### [Do this]
Return the whole listing, line for line, without the pictures in it.

### [Exercise inputs]
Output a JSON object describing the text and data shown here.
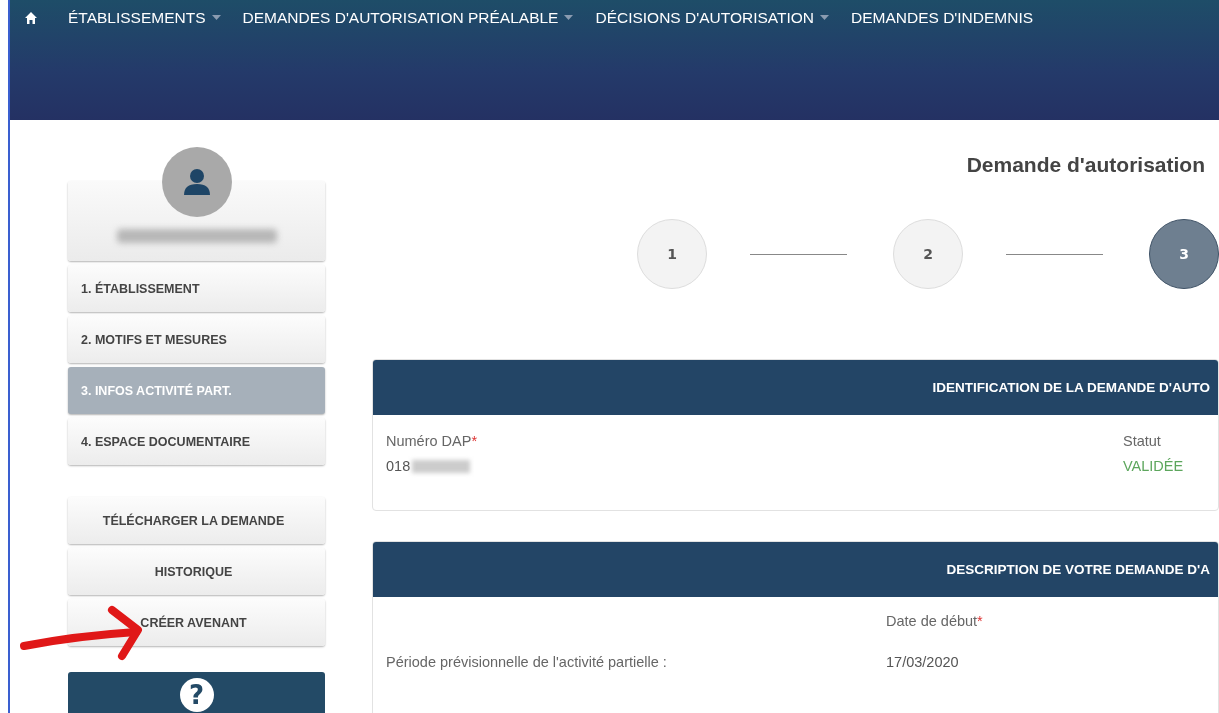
{
  "navbar": {
    "items": [
      {
        "label": "ÉTABLISSEMENTS",
        "caret": true
      },
      {
        "label": "DEMANDES D'AUTORISATION PRÉALABLE",
        "caret": true
      },
      {
        "label": "DÉCISIONS D'AUTORISATION",
        "caret": true
      },
      {
        "label": "DEMANDES D'INDEMNIS",
        "caret": false
      }
    ]
  },
  "sidebar": {
    "steps": [
      {
        "label": "1. ÉTABLISSEMENT",
        "selected": false
      },
      {
        "label": "2. MOTIFS ET MESURES",
        "selected": false
      },
      {
        "label": "3. INFOS ACTIVITÉ PART.",
        "selected": true
      },
      {
        "label": "4. ESPACE DOCUMENTAIRE",
        "selected": false
      }
    ],
    "actions": [
      "TÉLÉCHARGER LA DEMANDE",
      "HISTORIQUE",
      "CRÉER AVENANT"
    ],
    "help": {
      "icon": "?"
    }
  },
  "page_title": "Demande d'autorisation",
  "stepper": [
    {
      "label": "1",
      "selected": false
    },
    {
      "label": "2",
      "selected": false
    },
    {
      "label": "3",
      "selected": true
    }
  ],
  "panels": [
    {
      "title": "IDENTIFICATION DE LA DEMANDE D'AUTO",
      "kind": "identification",
      "fields": [
        {
          "label": "Numéro DAP",
          "required_mark": "*",
          "value": "018"
        },
        {
          "label": "Statut",
          "value": "VALIDÉE",
          "color": "#5da65d"
        }
      ]
    },
    {
      "title": "DESCRIPTION DE VOTRE DEMANDE D'A",
      "kind": "period",
      "row_label": "Période prévisionnelle de l'activité partielle :",
      "fields": [
        {
          "label": "Date de début",
          "required_mark": "*",
          "value": "17/03/2020"
        }
      ]
    }
  ],
  "annotation": {
    "kind": "arrow"
  }
}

### [Output]
Output a JSON object describing the text and data shown here.
{
  "navbar": {
    "items": [
      {
        "label": "ÉTABLISSEMENTS",
        "caret": true
      },
      {
        "label": "DEMANDES D'AUTORISATION PRÉALABLE",
        "caret": true
      },
      {
        "label": "DÉCISIONS D'AUTORISATION",
        "caret": true
      },
      {
        "label": "DEMANDES D'INDEMNIS",
        "caret": false
      }
    ]
  },
  "sidebar": {
    "steps": [
      {
        "label": "1. ÉTABLISSEMENT",
        "selected": false
      },
      {
        "label": "2. MOTIFS ET MESURES",
        "selected": false
      },
      {
        "label": "3. INFOS ACTIVITÉ PART.",
        "selected": true
      },
      {
        "label": "4. ESPACE DOCUMENTAIRE",
        "selected": false
      }
    ],
    "actions": [
      "TÉLÉCHARGER LA DEMANDE",
      "HISTORIQUE",
      "CRÉER AVENANT"
    ],
    "help": {
      "icon": "?"
    }
  },
  "page_title": "Demande d'autorisation",
  "stepper": [
    {
      "label": "1",
      "selected": false
    },
    {
      "label": "2",
      "selected": false
    },
    {
      "label": "3",
      "selected": true
    }
  ],
  "panels": [
    {
      "title": "IDENTIFICATION DE LA DEMANDE D'AUTO",
      "kind": "identification",
      "fields": [
        {
          "label": "Numéro DAP",
          "required_mark": "*",
          "value": "018"
        },
        {
          "label": "Statut",
          "value": "VALIDÉE",
          "color": "#5da65d"
        }
      ]
    },
    {
      "title": "DESCRIPTION DE VOTRE DEMANDE D'A",
      "kind": "period",
      "row_label": "Période prévisionnelle de l'activité partielle :",
      "fields": [
        {
          "label": "Date de début",
          "required_mark": "*",
          "value": "17/03/2020"
        }
      ]
    }
  ],
  "annotation": {
    "kind": "arrow"
  }
}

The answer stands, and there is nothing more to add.